━━━ SOURCE RECORDS

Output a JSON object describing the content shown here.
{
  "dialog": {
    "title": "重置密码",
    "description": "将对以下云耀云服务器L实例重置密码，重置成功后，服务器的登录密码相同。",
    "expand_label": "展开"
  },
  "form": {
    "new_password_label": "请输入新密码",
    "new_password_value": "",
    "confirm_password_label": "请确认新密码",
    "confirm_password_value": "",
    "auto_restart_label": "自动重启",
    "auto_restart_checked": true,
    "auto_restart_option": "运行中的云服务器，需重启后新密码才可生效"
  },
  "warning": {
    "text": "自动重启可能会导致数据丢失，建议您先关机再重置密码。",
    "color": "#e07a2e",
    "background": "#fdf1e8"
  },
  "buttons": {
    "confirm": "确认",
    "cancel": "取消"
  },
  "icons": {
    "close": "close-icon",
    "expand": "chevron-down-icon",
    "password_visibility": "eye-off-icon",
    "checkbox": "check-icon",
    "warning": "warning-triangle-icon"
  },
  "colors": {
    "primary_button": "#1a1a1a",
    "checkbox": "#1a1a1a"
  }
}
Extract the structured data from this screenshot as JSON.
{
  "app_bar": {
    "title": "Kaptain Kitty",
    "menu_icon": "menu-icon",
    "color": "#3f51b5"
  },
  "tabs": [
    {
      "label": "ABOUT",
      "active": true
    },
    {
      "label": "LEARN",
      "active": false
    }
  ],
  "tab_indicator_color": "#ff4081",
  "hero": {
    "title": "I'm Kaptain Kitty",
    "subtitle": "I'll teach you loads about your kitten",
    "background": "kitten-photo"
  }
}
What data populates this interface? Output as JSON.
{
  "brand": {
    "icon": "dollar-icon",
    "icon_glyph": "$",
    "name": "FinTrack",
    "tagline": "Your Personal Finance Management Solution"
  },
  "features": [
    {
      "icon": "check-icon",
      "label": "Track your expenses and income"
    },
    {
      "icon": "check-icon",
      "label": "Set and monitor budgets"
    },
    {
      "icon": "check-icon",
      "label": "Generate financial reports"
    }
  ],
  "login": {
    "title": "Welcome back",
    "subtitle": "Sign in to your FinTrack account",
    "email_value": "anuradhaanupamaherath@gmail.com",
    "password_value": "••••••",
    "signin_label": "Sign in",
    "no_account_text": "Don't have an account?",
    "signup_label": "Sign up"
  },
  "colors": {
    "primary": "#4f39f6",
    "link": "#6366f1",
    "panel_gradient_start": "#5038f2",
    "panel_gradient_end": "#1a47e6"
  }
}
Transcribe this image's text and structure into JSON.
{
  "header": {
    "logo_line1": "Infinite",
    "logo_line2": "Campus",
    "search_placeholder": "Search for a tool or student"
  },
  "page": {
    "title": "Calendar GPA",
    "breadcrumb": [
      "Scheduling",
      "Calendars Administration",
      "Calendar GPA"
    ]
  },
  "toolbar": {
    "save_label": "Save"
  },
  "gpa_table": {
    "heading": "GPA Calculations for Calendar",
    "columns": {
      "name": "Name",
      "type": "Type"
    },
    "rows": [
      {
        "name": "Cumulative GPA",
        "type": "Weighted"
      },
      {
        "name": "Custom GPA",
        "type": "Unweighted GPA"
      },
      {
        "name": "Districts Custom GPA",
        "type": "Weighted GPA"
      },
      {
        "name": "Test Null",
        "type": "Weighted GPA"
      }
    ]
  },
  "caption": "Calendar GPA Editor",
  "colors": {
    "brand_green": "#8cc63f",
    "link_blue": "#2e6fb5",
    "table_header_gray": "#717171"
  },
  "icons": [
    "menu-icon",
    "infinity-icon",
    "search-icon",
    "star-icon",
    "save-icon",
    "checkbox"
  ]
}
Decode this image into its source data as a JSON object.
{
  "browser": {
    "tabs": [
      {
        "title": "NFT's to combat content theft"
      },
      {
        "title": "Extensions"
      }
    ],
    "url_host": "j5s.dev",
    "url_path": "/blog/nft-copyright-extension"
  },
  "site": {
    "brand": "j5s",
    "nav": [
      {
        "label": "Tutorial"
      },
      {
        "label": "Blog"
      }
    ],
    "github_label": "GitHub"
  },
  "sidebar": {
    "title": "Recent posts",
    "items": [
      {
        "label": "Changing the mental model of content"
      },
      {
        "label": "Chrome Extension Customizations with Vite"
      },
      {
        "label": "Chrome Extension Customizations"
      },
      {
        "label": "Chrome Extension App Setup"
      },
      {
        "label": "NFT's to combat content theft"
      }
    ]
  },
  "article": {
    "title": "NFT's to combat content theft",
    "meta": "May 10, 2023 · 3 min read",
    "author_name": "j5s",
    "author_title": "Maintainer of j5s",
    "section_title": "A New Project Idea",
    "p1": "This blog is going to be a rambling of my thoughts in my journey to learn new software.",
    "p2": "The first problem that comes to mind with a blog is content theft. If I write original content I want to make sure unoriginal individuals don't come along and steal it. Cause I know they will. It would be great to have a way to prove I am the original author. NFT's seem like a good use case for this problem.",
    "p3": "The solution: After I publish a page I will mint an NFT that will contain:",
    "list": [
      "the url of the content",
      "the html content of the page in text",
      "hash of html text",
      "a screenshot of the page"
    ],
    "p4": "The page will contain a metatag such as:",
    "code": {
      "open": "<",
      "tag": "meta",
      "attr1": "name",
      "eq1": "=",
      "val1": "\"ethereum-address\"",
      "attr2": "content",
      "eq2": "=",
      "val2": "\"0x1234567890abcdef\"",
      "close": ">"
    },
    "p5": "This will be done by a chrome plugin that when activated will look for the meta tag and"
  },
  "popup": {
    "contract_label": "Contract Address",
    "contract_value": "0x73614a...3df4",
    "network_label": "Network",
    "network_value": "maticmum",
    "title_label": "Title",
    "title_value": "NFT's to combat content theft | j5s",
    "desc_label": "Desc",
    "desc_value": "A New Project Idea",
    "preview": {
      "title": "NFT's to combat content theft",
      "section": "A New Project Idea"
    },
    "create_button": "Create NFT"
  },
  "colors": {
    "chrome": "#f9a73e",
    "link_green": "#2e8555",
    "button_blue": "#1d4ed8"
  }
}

━━━━━━

(WRITTEN REQUEST):
Extract from the data every line where "true" shows up.

(RESPONSE):
    "auto_restart_checked": true,
      "active": true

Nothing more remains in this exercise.